Stored records:

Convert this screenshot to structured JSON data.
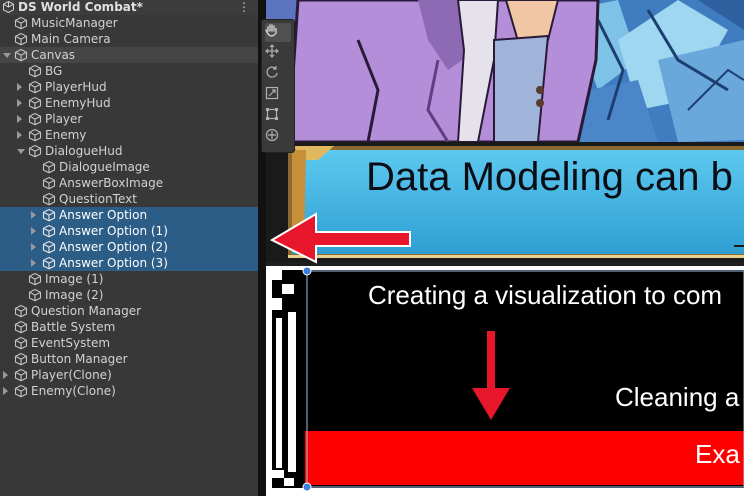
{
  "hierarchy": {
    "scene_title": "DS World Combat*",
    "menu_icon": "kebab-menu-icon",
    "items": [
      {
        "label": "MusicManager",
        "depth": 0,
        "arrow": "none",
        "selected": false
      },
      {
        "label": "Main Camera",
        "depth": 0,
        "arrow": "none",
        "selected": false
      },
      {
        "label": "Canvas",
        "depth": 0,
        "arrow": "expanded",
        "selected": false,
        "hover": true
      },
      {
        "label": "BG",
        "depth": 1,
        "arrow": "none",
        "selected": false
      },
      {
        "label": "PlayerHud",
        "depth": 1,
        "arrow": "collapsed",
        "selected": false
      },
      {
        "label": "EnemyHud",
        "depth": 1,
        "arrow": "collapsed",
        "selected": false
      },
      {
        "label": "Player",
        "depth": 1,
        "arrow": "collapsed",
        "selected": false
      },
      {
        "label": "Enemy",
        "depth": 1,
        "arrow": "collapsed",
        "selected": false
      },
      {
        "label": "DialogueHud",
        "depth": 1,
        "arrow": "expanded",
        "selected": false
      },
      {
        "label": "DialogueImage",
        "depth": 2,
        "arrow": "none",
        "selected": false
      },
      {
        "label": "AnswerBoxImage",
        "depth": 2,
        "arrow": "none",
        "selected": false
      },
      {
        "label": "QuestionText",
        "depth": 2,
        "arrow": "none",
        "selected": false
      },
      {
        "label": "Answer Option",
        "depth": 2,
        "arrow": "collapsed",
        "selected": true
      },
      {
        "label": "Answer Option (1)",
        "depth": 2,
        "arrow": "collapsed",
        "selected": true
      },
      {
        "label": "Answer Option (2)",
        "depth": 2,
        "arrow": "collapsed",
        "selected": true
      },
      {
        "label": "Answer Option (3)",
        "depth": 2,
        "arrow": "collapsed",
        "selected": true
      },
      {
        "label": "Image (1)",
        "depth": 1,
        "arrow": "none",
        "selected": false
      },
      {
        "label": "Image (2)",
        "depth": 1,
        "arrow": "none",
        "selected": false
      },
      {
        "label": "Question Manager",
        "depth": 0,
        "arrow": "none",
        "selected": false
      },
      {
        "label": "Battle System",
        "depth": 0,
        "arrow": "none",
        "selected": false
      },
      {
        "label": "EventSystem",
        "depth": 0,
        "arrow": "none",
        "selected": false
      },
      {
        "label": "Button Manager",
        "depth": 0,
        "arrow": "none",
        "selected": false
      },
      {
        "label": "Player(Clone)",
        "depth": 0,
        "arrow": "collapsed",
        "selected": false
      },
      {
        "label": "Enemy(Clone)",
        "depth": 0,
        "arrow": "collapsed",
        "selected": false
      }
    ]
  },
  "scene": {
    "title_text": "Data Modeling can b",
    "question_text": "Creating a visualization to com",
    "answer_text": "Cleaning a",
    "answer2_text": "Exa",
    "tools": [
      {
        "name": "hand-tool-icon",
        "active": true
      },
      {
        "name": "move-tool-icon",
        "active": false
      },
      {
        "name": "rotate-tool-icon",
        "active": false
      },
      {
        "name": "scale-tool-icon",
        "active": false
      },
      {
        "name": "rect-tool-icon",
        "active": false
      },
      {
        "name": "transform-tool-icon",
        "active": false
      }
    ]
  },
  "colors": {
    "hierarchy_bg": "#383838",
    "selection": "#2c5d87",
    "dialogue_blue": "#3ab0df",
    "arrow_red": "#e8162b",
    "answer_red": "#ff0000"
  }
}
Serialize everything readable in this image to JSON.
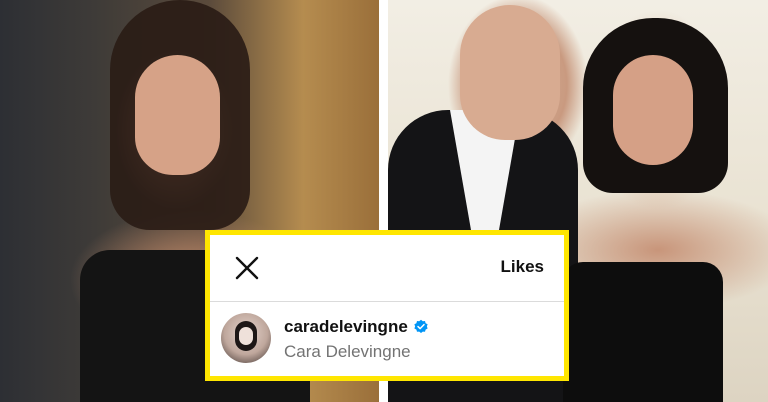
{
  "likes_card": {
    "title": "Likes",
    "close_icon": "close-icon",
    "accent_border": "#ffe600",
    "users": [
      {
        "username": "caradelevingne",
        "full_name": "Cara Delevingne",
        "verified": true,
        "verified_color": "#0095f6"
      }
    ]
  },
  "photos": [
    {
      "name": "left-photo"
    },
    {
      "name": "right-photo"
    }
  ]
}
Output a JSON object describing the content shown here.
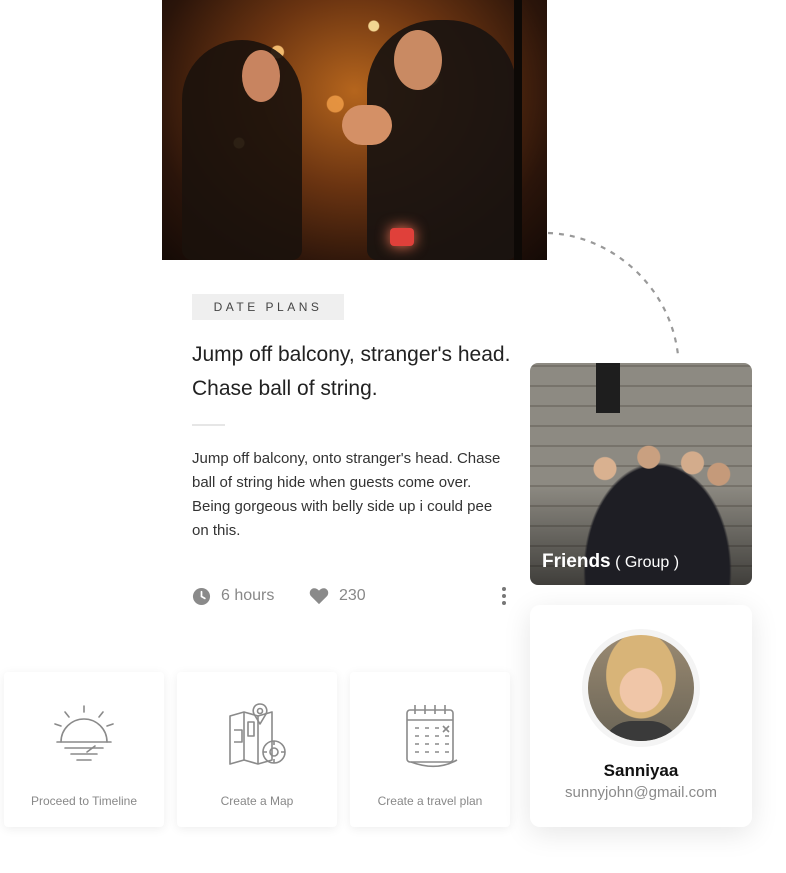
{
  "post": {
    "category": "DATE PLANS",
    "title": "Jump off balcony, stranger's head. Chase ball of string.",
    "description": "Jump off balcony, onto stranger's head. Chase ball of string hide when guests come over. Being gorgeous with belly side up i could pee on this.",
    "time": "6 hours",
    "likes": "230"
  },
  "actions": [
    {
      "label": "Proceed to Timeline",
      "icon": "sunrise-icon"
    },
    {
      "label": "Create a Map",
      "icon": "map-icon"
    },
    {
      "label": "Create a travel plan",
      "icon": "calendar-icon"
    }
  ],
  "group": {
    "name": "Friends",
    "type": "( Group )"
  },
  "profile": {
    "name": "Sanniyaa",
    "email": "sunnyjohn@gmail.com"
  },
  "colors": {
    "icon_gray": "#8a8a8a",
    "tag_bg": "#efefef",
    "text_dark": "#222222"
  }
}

--- OBJECTIVE ---
Reproduce exactly, and only, the lines from the one containing "Output a JSON" through the last line of the records above, both included, leaving out any pictures.

--- EXERCISE SOLUTION ---
Output a JSON object describing the content shown here.
{
  "post": {
    "category": "DATE PLANS",
    "title": "Jump off balcony, stranger's head. Chase ball of string.",
    "description": "Jump off balcony, onto stranger's head. Chase ball of string hide when guests come over. Being gorgeous with belly side up i could pee on this.",
    "time": "6 hours",
    "likes": "230"
  },
  "actions": [
    {
      "label": "Proceed to Timeline",
      "icon": "sunrise-icon"
    },
    {
      "label": "Create a Map",
      "icon": "map-icon"
    },
    {
      "label": "Create a travel plan",
      "icon": "calendar-icon"
    }
  ],
  "group": {
    "name": "Friends",
    "type": "( Group )"
  },
  "profile": {
    "name": "Sanniyaa",
    "email": "sunnyjohn@gmail.com"
  },
  "colors": {
    "icon_gray": "#8a8a8a",
    "tag_bg": "#efefef",
    "text_dark": "#222222"
  }
}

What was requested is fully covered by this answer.